# [Challenge]
Lines that hold the word "this" should be located and copied.

(Dataset records)

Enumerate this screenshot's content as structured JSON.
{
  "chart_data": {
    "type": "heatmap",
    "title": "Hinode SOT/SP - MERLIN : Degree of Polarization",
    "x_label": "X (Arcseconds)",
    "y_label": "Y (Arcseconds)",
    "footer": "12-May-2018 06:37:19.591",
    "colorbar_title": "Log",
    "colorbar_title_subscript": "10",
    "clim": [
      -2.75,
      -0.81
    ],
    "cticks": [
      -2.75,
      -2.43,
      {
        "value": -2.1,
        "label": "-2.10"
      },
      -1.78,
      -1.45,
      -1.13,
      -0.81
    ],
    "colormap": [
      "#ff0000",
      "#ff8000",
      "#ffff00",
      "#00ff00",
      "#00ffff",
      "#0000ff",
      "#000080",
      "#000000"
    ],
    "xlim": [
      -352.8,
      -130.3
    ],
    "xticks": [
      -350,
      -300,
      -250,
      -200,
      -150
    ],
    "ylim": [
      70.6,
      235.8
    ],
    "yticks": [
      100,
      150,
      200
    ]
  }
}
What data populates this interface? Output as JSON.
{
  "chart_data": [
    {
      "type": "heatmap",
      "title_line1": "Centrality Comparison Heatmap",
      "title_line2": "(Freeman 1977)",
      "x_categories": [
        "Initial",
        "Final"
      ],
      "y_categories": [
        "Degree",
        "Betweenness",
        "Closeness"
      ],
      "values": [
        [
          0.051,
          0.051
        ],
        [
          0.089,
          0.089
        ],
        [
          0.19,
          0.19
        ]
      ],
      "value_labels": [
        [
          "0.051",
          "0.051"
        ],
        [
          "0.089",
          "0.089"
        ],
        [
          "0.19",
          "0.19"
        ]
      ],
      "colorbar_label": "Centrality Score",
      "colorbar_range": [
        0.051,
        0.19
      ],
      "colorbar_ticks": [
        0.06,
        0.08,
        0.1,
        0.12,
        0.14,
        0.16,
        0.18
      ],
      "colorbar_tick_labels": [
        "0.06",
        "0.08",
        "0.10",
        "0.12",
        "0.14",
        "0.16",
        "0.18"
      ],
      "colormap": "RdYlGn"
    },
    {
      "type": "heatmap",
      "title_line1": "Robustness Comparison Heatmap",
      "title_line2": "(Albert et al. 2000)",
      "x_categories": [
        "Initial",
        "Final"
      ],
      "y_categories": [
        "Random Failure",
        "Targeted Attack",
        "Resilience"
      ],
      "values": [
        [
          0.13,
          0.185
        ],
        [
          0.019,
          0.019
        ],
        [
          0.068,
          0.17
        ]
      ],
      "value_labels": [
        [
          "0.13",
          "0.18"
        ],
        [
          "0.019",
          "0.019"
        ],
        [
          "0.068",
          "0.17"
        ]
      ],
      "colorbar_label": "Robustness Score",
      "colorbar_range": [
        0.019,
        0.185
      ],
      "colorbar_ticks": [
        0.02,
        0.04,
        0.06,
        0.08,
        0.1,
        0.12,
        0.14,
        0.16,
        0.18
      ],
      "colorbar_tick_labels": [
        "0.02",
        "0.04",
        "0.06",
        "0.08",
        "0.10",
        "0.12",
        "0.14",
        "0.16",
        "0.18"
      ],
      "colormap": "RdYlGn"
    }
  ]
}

# [Worked solution]
Enumerate this screenshot's content as structured JSON.
What data populates this interface? Output as JSON.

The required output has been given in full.